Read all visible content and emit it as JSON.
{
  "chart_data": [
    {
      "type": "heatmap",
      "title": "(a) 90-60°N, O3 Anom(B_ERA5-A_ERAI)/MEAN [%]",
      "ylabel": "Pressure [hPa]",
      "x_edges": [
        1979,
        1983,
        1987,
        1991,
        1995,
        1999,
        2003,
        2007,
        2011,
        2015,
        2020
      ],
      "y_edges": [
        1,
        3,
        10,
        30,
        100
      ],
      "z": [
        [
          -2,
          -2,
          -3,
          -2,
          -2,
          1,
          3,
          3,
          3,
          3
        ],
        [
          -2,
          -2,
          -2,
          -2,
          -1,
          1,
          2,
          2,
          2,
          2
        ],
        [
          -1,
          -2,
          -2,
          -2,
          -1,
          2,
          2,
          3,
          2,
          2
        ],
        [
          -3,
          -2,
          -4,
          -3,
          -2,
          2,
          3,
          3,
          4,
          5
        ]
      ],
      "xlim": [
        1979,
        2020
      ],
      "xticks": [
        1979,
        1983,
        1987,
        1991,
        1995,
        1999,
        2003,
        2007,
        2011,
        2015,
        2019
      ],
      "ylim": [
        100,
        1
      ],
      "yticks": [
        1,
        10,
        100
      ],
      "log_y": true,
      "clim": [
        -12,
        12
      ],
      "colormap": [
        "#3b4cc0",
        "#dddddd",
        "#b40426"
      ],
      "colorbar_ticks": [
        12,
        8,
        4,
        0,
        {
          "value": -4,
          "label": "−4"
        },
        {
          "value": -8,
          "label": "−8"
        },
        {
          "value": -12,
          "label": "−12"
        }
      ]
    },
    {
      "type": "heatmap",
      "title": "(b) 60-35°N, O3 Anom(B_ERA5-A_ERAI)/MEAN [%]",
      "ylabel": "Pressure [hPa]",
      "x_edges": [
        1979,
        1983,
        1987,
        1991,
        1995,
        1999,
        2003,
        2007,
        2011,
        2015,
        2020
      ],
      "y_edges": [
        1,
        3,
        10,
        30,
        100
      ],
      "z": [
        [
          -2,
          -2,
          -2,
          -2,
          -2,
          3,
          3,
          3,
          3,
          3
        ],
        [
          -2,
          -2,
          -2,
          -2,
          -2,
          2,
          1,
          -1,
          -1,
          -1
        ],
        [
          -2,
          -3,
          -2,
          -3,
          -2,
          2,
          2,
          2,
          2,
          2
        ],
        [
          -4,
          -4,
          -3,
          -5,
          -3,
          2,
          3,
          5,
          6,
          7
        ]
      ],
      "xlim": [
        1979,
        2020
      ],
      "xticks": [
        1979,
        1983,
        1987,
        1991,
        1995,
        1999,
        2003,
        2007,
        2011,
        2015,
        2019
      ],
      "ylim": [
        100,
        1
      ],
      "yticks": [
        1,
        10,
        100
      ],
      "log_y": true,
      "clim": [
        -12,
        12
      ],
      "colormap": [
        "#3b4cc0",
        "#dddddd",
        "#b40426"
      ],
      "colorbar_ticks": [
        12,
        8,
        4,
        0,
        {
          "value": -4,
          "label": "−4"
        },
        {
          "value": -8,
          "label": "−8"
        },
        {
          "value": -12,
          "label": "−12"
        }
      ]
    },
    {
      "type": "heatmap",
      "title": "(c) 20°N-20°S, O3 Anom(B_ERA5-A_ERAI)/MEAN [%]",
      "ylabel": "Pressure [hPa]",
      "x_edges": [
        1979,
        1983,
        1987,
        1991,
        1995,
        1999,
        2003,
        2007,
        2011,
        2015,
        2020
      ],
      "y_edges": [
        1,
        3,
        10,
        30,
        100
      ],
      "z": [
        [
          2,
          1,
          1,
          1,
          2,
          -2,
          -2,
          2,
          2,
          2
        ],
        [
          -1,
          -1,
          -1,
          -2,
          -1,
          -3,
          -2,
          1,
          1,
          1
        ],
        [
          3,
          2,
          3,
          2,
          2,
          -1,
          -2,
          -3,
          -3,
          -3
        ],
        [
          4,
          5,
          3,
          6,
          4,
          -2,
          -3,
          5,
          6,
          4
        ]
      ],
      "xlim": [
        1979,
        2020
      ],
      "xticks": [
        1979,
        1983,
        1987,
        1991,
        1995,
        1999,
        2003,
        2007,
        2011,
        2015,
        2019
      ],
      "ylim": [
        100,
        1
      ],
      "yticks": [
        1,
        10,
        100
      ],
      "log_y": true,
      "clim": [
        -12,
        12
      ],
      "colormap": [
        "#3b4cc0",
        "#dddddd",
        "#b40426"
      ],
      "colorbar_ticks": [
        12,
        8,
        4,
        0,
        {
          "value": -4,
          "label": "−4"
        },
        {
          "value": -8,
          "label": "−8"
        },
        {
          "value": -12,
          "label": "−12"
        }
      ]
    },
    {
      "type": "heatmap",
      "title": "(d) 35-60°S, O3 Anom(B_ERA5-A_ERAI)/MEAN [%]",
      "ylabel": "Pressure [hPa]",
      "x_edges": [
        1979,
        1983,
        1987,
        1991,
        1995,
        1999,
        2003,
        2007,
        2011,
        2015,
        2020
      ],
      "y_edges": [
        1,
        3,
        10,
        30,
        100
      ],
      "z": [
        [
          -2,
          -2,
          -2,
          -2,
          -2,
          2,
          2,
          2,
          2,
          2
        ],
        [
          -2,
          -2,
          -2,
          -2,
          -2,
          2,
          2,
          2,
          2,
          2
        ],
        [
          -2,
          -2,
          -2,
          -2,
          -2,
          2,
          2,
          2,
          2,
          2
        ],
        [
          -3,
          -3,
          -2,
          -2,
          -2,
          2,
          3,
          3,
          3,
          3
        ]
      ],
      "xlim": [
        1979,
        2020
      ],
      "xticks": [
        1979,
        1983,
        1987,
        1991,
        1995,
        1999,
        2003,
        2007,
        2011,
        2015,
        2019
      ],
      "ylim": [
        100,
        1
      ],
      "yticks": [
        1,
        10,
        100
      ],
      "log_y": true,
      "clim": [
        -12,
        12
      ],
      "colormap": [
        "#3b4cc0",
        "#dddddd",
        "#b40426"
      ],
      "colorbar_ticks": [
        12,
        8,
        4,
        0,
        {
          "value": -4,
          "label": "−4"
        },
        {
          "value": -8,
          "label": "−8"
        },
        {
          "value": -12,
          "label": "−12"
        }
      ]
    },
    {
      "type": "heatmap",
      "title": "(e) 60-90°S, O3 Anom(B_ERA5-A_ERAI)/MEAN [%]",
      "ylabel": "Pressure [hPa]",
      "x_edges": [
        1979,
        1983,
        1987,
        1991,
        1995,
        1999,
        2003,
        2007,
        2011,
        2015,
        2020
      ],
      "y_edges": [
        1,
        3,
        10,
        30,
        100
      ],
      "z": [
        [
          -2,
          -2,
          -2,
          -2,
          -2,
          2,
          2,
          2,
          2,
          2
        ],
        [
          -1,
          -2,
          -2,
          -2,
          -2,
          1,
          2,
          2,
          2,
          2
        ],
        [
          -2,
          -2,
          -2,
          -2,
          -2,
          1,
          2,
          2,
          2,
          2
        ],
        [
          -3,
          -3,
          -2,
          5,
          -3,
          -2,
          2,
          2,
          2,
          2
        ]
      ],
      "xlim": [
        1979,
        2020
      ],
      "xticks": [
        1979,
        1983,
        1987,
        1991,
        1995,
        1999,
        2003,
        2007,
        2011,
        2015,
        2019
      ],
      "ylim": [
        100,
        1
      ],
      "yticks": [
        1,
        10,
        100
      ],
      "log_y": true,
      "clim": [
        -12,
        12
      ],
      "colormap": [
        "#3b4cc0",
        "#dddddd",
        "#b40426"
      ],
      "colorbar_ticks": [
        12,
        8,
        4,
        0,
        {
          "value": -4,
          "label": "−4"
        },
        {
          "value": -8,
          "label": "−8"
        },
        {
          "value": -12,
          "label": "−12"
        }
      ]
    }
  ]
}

#####

**INSTRUCTIONS FOR THE TASK**
Where a line holds the string "title", copy that line.

**RESULT OF THE TASK**
      "title": "(a) 90-60°N, O3 Anom(B_ERA5-A_ERAI)/MEAN [%]",
      "title": "(b) 60-35°N, O3 Anom(B_ERA5-A_ERAI)/MEAN [%]",
      "title": "(c) 20°N-20°S, O3 Anom(B_ERA5-A_ERAI)/MEAN [%]",
      "title": "(d) 35-60°S, O3 Anom(B_ERA5-A_ERAI)/MEAN [%]",
      "title": "(e) 60-90°S, O3 Anom(B_ERA5-A_ERAI)/MEAN [%]",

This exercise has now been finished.